Supplied material:
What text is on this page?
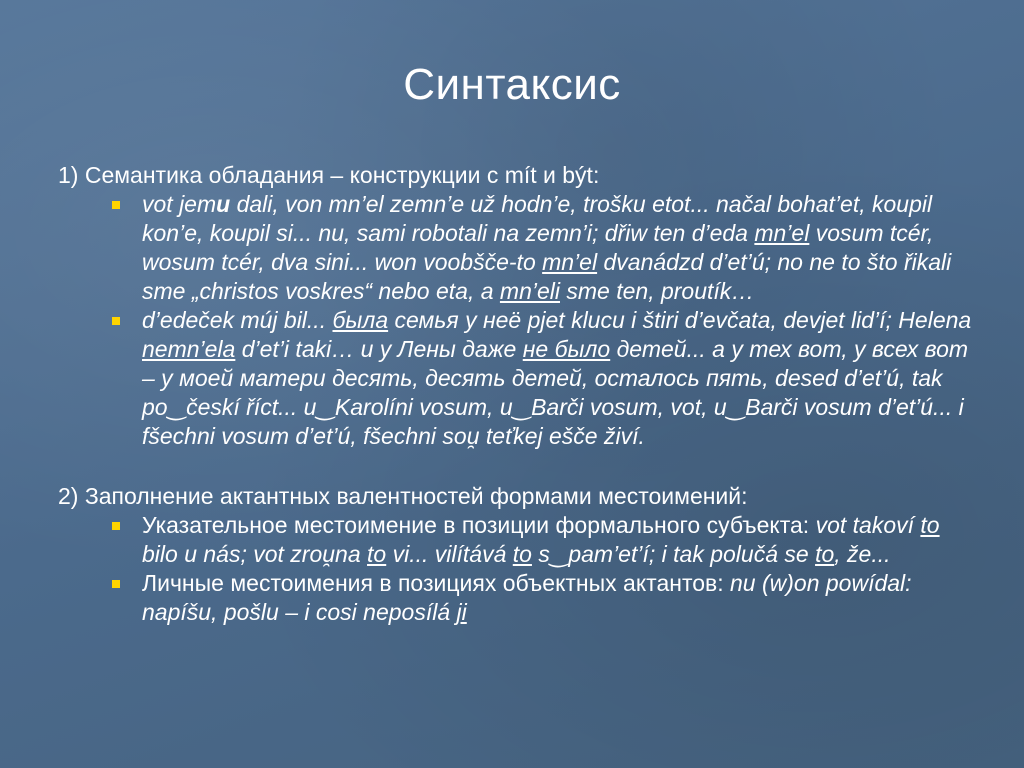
Синтаксис

1) Семантика обладания – конструкции с mít и být:

vot jemu dali, von mn’el zemn’e už hodn’e, trošku etot... načal bohat’et, koupil kon’e, koupil si... nu, sami robotali na zemn’i; dřiw ten d’eda mn’el vosum tcér, wosum tcér, dva sini... won voobšče-to mn’el dvanádzd d’et’ú; no ne to što řikali sme „christos voskres“ nebo eta, a mn’eli sme ten, proutík…
d’edeček múj bil... была семья у неё pjet klucu i štiri d’evčata, devjet lid’í; Helena nemn’ela d’et’i taki… и у Лены даже не было детей... а у тех вот, у всех вот – у моей матери десять, десять детей, осталось пять, desed d’et’ú, tak po‿českí říct... u‿Karolíni vosum, u‿Barči vosum, vot, u‿Barči vosum d’et’ú... i fšechni vosum d’et’ú, fšechni sou̯ teťkej ešče živí.

2) Заполнение актантных валентностей формами местоимений:

Указательное местоимение в позиции формального субъекта: vot takoví to bilo u nás; vot zrou̯na to vi... vilítává to s‿pam’et’í; i tak polučá se to, že...
Личные местоимения в позициях объектных актантов: nu (w)on powídal: napíšu, pošlu – i cosi neposílá ji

Goal: Transcribe the records above exactly as they appear, leaving out any pictures.

Correct result:
What text is on this page?
Синтаксис

1) Семантика обладания – конструкции с mít и být:

vot jemu dali, von mn’el zemn’e už hodn’e, trošku etot... načal bohat’et, koupil kon’e, koupil si... nu, sami robotali na zemn’i; dřiw ten d’eda mn’el vosum tcér, wosum tcér, dva sini... won voobšče-to mn’el dvanádzd d’et’ú; no ne to što řikali sme „christos voskres“ nebo eta, a mn’eli sme ten, proutík…
d’edeček múj bil... была семья у неё pjet klucu i štiri d’evčata, devjet lid’í; Helena nemn’ela d’et’i taki… и у Лены даже не было детей... а у тех вот, у всех вот – у моей матери десять, десять детей, осталось пять, desed d’et’ú, tak po‿českí říct... u‿Karolíni vosum, u‿Barči vosum, vot, u‿Barči vosum d’et’ú... i fšechni vosum d’et’ú, fšechni sou̯ teťkej ešče živí.

2) Заполнение актантных валентностей формами местоимений:

Указательное местоимение в позиции формального субъекта: vot takoví to bilo u nás; vot zrou̯na to vi... vilítává to s‿pam’et’í; i tak polučá se to, že...
Личные местоимения в позициях объектных актантов: nu (w)on powídal: napíšu, pošlu – i cosi neposílá ji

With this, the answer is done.